Omit the pictures and return every entry exactly as written.

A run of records
####

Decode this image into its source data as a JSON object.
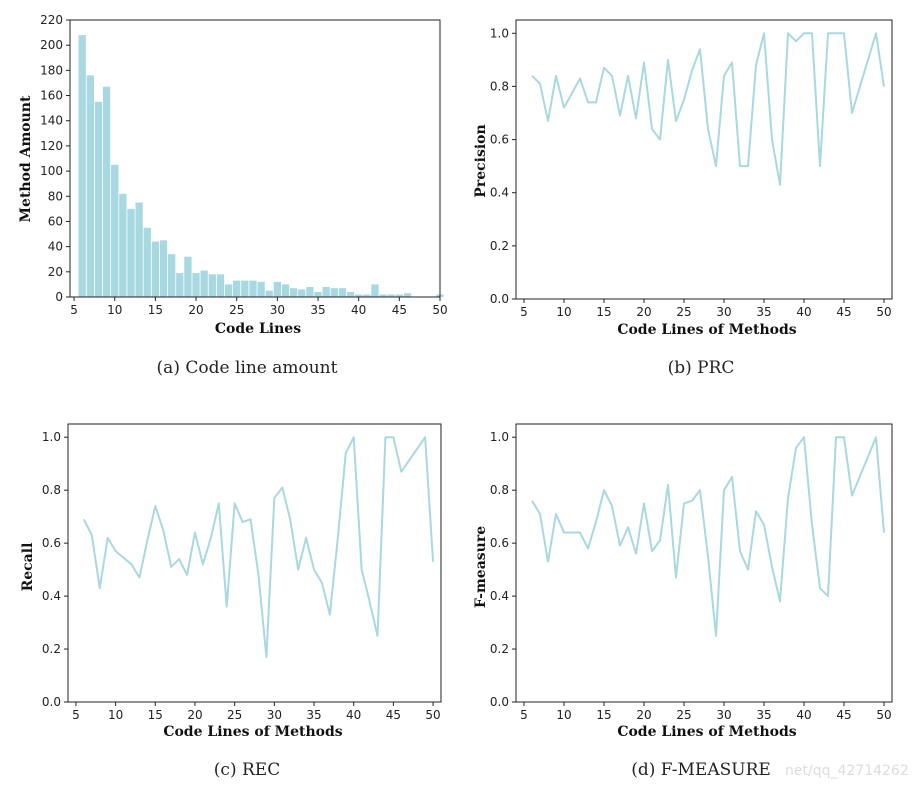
{
  "colors": {
    "series": "#a8d8e2",
    "axis": "#222222"
  },
  "watermark": "net/qq_42714262",
  "chart_data": [
    {
      "id": "a",
      "type": "bar",
      "caption": "(a) Code line amount",
      "xlabel": "Code Lines",
      "ylabel": "Method Amount",
      "xlim": [
        4.5,
        50
      ],
      "ylim": [
        0,
        220
      ],
      "xticks": [
        5,
        10,
        15,
        20,
        25,
        30,
        35,
        40,
        45,
        50
      ],
      "yticks": [
        0,
        20,
        40,
        60,
        80,
        100,
        120,
        140,
        160,
        180,
        200,
        220
      ],
      "x": [
        6,
        7,
        8,
        9,
        10,
        11,
        12,
        13,
        14,
        15,
        16,
        17,
        18,
        19,
        20,
        21,
        22,
        23,
        24,
        25,
        26,
        27,
        28,
        29,
        30,
        31,
        32,
        33,
        34,
        35,
        36,
        37,
        38,
        39,
        40,
        41,
        42,
        43,
        44,
        45,
        46,
        47,
        48,
        49,
        50
      ],
      "values": [
        208,
        176,
        155,
        167,
        105,
        82,
        70,
        75,
        55,
        44,
        45,
        34,
        19,
        32,
        19,
        21,
        18,
        18,
        10,
        13,
        13,
        13,
        12,
        5,
        12,
        10,
        7,
        6,
        8,
        4,
        8,
        7,
        7,
        4,
        2,
        2,
        10,
        2,
        2,
        2,
        3,
        0,
        0,
        0,
        2
      ]
    },
    {
      "id": "b",
      "type": "line",
      "caption": "(b) PRC",
      "xlabel": "Code Lines of Methods",
      "ylabel": "Precision",
      "xlim": [
        4,
        51
      ],
      "ylim": [
        0,
        1.05
      ],
      "xticks": [
        5,
        10,
        15,
        20,
        25,
        30,
        35,
        40,
        45,
        50
      ],
      "yticks": [
        0.0,
        0.2,
        0.4,
        0.6,
        0.8,
        1.0
      ],
      "ytick_labels": [
        "0.0",
        "0.2",
        "0.4",
        "0.6",
        "0.8",
        "1.0"
      ],
      "x": [
        6,
        7,
        8,
        9,
        10,
        12,
        13,
        14,
        15,
        16,
        17,
        18,
        19,
        20,
        21,
        22,
        23,
        24,
        25,
        26,
        27,
        28,
        29,
        30,
        31,
        32,
        33,
        34,
        35,
        36,
        37,
        38,
        39,
        40,
        41,
        42,
        43,
        44,
        45,
        46,
        49,
        50
      ],
      "y": [
        0.84,
        0.81,
        0.67,
        0.84,
        0.72,
        0.83,
        0.74,
        0.74,
        0.87,
        0.84,
        0.69,
        0.84,
        0.68,
        0.89,
        0.64,
        0.6,
        0.9,
        0.67,
        0.75,
        0.86,
        0.94,
        0.64,
        0.5,
        0.84,
        0.89,
        0.5,
        0.5,
        0.88,
        1.0,
        0.6,
        0.43,
        1.0,
        0.97,
        1.0,
        1.0,
        0.5,
        1.0,
        1.0,
        1.0,
        0.7,
        1.0,
        0.8
      ]
    },
    {
      "id": "c",
      "type": "line",
      "caption": "(c) REC",
      "xlabel": "Code Lines of Methods",
      "ylabel": "Recall",
      "xlim": [
        4,
        51
      ],
      "ylim": [
        0,
        1.05
      ],
      "xticks": [
        5,
        10,
        15,
        20,
        25,
        30,
        35,
        40,
        45,
        50
      ],
      "yticks": [
        0.0,
        0.2,
        0.4,
        0.6,
        0.8,
        1.0
      ],
      "ytick_labels": [
        "0.0",
        "0.2",
        "0.4",
        "0.6",
        "0.8",
        "1.0"
      ],
      "x": [
        6,
        7,
        8,
        9,
        10,
        12,
        13,
        14,
        15,
        16,
        17,
        18,
        19,
        20,
        21,
        22,
        23,
        24,
        25,
        26,
        27,
        28,
        29,
        30,
        31,
        32,
        33,
        34,
        35,
        36,
        37,
        38,
        39,
        40,
        41,
        42,
        43,
        44,
        45,
        46,
        49,
        50
      ],
      "y": [
        0.69,
        0.63,
        0.43,
        0.62,
        0.57,
        0.52,
        0.47,
        0.61,
        0.74,
        0.65,
        0.51,
        0.54,
        0.48,
        0.64,
        0.52,
        0.62,
        0.75,
        0.36,
        0.75,
        0.68,
        0.69,
        0.48,
        0.17,
        0.77,
        0.81,
        0.69,
        0.5,
        0.62,
        0.5,
        0.45,
        0.33,
        0.62,
        0.94,
        1.0,
        0.5,
        0.38,
        0.25,
        1.0,
        1.0,
        0.87,
        1.0,
        0.53
      ]
    },
    {
      "id": "d",
      "type": "line",
      "caption": "(d) F-MEASURE",
      "xlabel": "Code Lines of Methods",
      "ylabel": "F-measure",
      "xlim": [
        4,
        51
      ],
      "ylim": [
        0,
        1.05
      ],
      "xticks": [
        5,
        10,
        15,
        20,
        25,
        30,
        35,
        40,
        45,
        50
      ],
      "yticks": [
        0.0,
        0.2,
        0.4,
        0.6,
        0.8,
        1.0
      ],
      "ytick_labels": [
        "0.0",
        "0.2",
        "0.4",
        "0.6",
        "0.8",
        "1.0"
      ],
      "x": [
        6,
        7,
        8,
        9,
        10,
        12,
        13,
        14,
        15,
        16,
        17,
        18,
        19,
        20,
        21,
        22,
        23,
        24,
        25,
        26,
        27,
        28,
        29,
        30,
        31,
        32,
        33,
        34,
        35,
        36,
        37,
        38,
        39,
        40,
        41,
        42,
        43,
        44,
        45,
        46,
        49,
        50
      ],
      "y": [
        0.76,
        0.71,
        0.53,
        0.71,
        0.64,
        0.64,
        0.58,
        0.68,
        0.8,
        0.74,
        0.59,
        0.66,
        0.56,
        0.75,
        0.57,
        0.61,
        0.82,
        0.47,
        0.75,
        0.76,
        0.8,
        0.55,
        0.25,
        0.8,
        0.85,
        0.57,
        0.5,
        0.72,
        0.67,
        0.51,
        0.38,
        0.77,
        0.96,
        1.0,
        0.67,
        0.43,
        0.4,
        1.0,
        1.0,
        0.78,
        1.0,
        0.64
      ]
    }
  ]
}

####

[Output for this exercise]
Decode this image into its source data as a JSON object.
{
  "colors": {
    "series": "#a8d8e2",
    "axis": "#222222"
  },
  "watermark": "net/qq_42714262",
  "chart_data": [
    {
      "id": "a",
      "type": "bar",
      "caption": "(a) Code line amount",
      "xlabel": "Code Lines",
      "ylabel": "Method Amount",
      "xlim": [
        4.5,
        50
      ],
      "ylim": [
        0,
        220
      ],
      "xticks": [
        5,
        10,
        15,
        20,
        25,
        30,
        35,
        40,
        45,
        50
      ],
      "yticks": [
        0,
        20,
        40,
        60,
        80,
        100,
        120,
        140,
        160,
        180,
        200,
        220
      ],
      "x": [
        6,
        7,
        8,
        9,
        10,
        11,
        12,
        13,
        14,
        15,
        16,
        17,
        18,
        19,
        20,
        21,
        22,
        23,
        24,
        25,
        26,
        27,
        28,
        29,
        30,
        31,
        32,
        33,
        34,
        35,
        36,
        37,
        38,
        39,
        40,
        41,
        42,
        43,
        44,
        45,
        46,
        47,
        48,
        49,
        50
      ],
      "values": [
        208,
        176,
        155,
        167,
        105,
        82,
        70,
        75,
        55,
        44,
        45,
        34,
        19,
        32,
        19,
        21,
        18,
        18,
        10,
        13,
        13,
        13,
        12,
        5,
        12,
        10,
        7,
        6,
        8,
        4,
        8,
        7,
        7,
        4,
        2,
        2,
        10,
        2,
        2,
        2,
        3,
        0,
        0,
        0,
        2
      ]
    },
    {
      "id": "b",
      "type": "line",
      "caption": "(b) PRC",
      "xlabel": "Code Lines of Methods",
      "ylabel": "Precision",
      "xlim": [
        4,
        51
      ],
      "ylim": [
        0,
        1.05
      ],
      "xticks": [
        5,
        10,
        15,
        20,
        25,
        30,
        35,
        40,
        45,
        50
      ],
      "yticks": [
        0.0,
        0.2,
        0.4,
        0.6,
        0.8,
        1.0
      ],
      "ytick_labels": [
        "0.0",
        "0.2",
        "0.4",
        "0.6",
        "0.8",
        "1.0"
      ],
      "x": [
        6,
        7,
        8,
        9,
        10,
        12,
        13,
        14,
        15,
        16,
        17,
        18,
        19,
        20,
        21,
        22,
        23,
        24,
        25,
        26,
        27,
        28,
        29,
        30,
        31,
        32,
        33,
        34,
        35,
        36,
        37,
        38,
        39,
        40,
        41,
        42,
        43,
        44,
        45,
        46,
        49,
        50
      ],
      "y": [
        0.84,
        0.81,
        0.67,
        0.84,
        0.72,
        0.83,
        0.74,
        0.74,
        0.87,
        0.84,
        0.69,
        0.84,
        0.68,
        0.89,
        0.64,
        0.6,
        0.9,
        0.67,
        0.75,
        0.86,
        0.94,
        0.64,
        0.5,
        0.84,
        0.89,
        0.5,
        0.5,
        0.88,
        1.0,
        0.6,
        0.43,
        1.0,
        0.97,
        1.0,
        1.0,
        0.5,
        1.0,
        1.0,
        1.0,
        0.7,
        1.0,
        0.8
      ]
    },
    {
      "id": "c",
      "type": "line",
      "caption": "(c) REC",
      "xlabel": "Code Lines of Methods",
      "ylabel": "Recall",
      "xlim": [
        4,
        51
      ],
      "ylim": [
        0,
        1.05
      ],
      "xticks": [
        5,
        10,
        15,
        20,
        25,
        30,
        35,
        40,
        45,
        50
      ],
      "yticks": [
        0.0,
        0.2,
        0.4,
        0.6,
        0.8,
        1.0
      ],
      "ytick_labels": [
        "0.0",
        "0.2",
        "0.4",
        "0.6",
        "0.8",
        "1.0"
      ],
      "x": [
        6,
        7,
        8,
        9,
        10,
        12,
        13,
        14,
        15,
        16,
        17,
        18,
        19,
        20,
        21,
        22,
        23,
        24,
        25,
        26,
        27,
        28,
        29,
        30,
        31,
        32,
        33,
        34,
        35,
        36,
        37,
        38,
        39,
        40,
        41,
        42,
        43,
        44,
        45,
        46,
        49,
        50
      ],
      "y": [
        0.69,
        0.63,
        0.43,
        0.62,
        0.57,
        0.52,
        0.47,
        0.61,
        0.74,
        0.65,
        0.51,
        0.54,
        0.48,
        0.64,
        0.52,
        0.62,
        0.75,
        0.36,
        0.75,
        0.68,
        0.69,
        0.48,
        0.17,
        0.77,
        0.81,
        0.69,
        0.5,
        0.62,
        0.5,
        0.45,
        0.33,
        0.62,
        0.94,
        1.0,
        0.5,
        0.38,
        0.25,
        1.0,
        1.0,
        0.87,
        1.0,
        0.53
      ]
    },
    {
      "id": "d",
      "type": "line",
      "caption": "(d) F-MEASURE",
      "xlabel": "Code Lines of Methods",
      "ylabel": "F-measure",
      "xlim": [
        4,
        51
      ],
      "ylim": [
        0,
        1.05
      ],
      "xticks": [
        5,
        10,
        15,
        20,
        25,
        30,
        35,
        40,
        45,
        50
      ],
      "yticks": [
        0.0,
        0.2,
        0.4,
        0.6,
        0.8,
        1.0
      ],
      "ytick_labels": [
        "0.0",
        "0.2",
        "0.4",
        "0.6",
        "0.8",
        "1.0"
      ],
      "x": [
        6,
        7,
        8,
        9,
        10,
        12,
        13,
        14,
        15,
        16,
        17,
        18,
        19,
        20,
        21,
        22,
        23,
        24,
        25,
        26,
        27,
        28,
        29,
        30,
        31,
        32,
        33,
        34,
        35,
        36,
        37,
        38,
        39,
        40,
        41,
        42,
        43,
        44,
        45,
        46,
        49,
        50
      ],
      "y": [
        0.76,
        0.71,
        0.53,
        0.71,
        0.64,
        0.64,
        0.58,
        0.68,
        0.8,
        0.74,
        0.59,
        0.66,
        0.56,
        0.75,
        0.57,
        0.61,
        0.82,
        0.47,
        0.75,
        0.76,
        0.8,
        0.55,
        0.25,
        0.8,
        0.85,
        0.57,
        0.5,
        0.72,
        0.67,
        0.51,
        0.38,
        0.77,
        0.96,
        1.0,
        0.67,
        0.43,
        0.4,
        1.0,
        1.0,
        0.78,
        1.0,
        0.64
      ]
    }
  ]
}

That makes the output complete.